> **Exercise goal**: Going through the material below, please gather all lines with the word "ylabel" in them.

#####

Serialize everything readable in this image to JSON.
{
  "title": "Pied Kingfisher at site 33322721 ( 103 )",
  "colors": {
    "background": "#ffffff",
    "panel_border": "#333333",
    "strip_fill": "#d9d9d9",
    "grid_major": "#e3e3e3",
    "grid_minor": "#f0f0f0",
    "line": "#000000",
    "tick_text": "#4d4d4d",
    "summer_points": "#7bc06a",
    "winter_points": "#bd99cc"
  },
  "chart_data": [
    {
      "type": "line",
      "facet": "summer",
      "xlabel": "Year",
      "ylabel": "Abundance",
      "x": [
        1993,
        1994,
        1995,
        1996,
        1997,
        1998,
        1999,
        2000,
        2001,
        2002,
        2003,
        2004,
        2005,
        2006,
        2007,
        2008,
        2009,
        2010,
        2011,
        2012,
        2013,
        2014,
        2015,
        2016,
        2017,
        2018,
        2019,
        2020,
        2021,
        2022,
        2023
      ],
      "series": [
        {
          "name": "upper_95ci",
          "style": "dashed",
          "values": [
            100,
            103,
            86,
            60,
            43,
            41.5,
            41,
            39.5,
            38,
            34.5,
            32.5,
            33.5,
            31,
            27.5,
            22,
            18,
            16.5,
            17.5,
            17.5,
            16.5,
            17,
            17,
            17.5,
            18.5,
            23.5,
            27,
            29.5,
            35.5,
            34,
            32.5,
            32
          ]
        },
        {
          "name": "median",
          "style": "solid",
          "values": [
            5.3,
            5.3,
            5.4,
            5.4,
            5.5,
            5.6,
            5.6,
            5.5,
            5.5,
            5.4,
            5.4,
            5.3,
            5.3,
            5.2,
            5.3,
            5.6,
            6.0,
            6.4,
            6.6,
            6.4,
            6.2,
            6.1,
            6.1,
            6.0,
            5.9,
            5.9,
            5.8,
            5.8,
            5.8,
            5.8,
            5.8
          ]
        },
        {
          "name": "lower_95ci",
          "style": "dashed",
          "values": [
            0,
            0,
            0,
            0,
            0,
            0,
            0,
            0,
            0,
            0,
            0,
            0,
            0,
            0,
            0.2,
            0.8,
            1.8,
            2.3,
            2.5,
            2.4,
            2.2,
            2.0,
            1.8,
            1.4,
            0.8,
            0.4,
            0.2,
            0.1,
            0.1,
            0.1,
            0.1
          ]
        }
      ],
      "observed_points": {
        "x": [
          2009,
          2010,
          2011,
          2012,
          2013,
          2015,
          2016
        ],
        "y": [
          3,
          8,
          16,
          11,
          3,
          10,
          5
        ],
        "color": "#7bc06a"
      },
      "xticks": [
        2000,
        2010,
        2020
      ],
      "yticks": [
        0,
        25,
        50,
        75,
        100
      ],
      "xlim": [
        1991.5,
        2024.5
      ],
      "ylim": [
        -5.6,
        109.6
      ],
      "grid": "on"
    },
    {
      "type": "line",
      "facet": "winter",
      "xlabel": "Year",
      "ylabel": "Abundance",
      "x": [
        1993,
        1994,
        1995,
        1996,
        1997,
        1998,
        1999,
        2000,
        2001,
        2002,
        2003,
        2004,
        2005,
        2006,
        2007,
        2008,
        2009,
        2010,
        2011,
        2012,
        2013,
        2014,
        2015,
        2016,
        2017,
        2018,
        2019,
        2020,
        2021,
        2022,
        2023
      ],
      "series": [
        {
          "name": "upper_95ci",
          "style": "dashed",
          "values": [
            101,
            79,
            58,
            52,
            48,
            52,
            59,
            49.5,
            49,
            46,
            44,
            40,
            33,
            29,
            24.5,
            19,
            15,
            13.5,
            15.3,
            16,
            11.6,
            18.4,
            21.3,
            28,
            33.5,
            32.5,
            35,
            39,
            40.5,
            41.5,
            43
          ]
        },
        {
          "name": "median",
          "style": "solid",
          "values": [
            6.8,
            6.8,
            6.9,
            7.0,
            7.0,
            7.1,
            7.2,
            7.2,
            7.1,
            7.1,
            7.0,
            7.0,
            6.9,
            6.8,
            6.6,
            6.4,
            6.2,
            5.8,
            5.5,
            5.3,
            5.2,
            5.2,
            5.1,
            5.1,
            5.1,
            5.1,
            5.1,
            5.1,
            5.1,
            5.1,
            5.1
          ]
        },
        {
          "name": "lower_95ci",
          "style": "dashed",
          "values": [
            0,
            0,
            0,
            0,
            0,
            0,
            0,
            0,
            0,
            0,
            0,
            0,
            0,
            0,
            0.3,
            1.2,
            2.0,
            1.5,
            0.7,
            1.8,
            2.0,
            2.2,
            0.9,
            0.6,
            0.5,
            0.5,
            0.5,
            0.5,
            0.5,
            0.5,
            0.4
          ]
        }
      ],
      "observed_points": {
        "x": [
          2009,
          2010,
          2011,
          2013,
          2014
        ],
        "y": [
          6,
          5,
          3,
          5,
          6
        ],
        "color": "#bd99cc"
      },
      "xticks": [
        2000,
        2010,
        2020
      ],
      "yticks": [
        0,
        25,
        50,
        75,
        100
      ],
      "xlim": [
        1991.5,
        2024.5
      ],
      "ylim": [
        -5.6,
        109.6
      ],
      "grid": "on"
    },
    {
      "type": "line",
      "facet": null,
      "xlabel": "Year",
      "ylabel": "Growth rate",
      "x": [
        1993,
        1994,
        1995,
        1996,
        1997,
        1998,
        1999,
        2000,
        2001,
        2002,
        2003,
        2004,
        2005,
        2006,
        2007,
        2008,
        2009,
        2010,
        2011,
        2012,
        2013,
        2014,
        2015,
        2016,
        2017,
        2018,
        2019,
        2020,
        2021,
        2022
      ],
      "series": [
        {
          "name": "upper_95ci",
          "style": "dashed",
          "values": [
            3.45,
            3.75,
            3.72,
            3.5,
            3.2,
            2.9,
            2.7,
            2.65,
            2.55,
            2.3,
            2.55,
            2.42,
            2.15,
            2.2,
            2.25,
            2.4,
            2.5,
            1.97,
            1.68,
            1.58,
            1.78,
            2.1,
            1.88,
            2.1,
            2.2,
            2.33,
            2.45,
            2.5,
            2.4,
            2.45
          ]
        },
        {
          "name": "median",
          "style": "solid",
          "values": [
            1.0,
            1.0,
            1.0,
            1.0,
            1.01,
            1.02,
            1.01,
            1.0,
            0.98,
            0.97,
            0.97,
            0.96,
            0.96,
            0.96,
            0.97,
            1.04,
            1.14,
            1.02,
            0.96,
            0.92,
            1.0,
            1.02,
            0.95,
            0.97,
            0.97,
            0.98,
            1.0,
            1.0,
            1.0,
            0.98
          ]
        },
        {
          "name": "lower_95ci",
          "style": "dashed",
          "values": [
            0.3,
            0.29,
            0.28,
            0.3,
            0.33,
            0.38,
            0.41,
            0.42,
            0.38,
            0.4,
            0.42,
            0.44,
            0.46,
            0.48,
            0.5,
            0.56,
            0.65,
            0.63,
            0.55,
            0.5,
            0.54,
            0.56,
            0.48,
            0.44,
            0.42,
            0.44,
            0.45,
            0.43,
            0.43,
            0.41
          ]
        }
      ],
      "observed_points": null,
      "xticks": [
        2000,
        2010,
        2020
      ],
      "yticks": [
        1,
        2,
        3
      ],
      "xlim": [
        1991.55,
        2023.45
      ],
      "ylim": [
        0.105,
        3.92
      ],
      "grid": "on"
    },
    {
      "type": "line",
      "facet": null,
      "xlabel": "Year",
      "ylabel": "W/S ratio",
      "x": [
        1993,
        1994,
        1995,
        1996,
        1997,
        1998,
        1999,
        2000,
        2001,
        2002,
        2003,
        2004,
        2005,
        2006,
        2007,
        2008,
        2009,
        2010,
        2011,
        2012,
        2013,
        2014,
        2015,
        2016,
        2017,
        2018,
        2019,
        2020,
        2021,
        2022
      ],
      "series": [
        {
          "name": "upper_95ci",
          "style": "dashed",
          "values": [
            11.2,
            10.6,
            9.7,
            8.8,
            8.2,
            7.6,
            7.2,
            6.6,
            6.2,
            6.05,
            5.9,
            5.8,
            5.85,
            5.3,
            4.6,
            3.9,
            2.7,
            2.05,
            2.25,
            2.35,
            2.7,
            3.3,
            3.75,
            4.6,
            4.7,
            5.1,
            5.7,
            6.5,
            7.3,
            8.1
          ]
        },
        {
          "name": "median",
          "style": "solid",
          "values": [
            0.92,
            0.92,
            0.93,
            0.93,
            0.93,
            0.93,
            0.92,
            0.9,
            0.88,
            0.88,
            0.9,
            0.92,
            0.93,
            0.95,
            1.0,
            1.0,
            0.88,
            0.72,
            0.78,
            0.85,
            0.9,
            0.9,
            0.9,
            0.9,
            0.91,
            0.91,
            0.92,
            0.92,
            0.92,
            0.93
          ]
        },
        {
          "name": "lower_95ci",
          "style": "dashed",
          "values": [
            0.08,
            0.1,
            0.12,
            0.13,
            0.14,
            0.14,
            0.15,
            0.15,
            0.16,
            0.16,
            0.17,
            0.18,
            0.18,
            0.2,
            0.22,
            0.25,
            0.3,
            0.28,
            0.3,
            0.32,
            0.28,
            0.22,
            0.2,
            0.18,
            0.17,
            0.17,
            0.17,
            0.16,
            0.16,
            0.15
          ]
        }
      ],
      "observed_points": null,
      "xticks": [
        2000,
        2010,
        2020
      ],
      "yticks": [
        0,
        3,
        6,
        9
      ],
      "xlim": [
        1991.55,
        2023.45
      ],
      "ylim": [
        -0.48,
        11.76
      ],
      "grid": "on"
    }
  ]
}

#####

> **Answer**:
      "ylabel": "Abundance",
      "ylabel": "Abundance",
      "ylabel": "Growth rate",
      "ylabel": "W/S ratio",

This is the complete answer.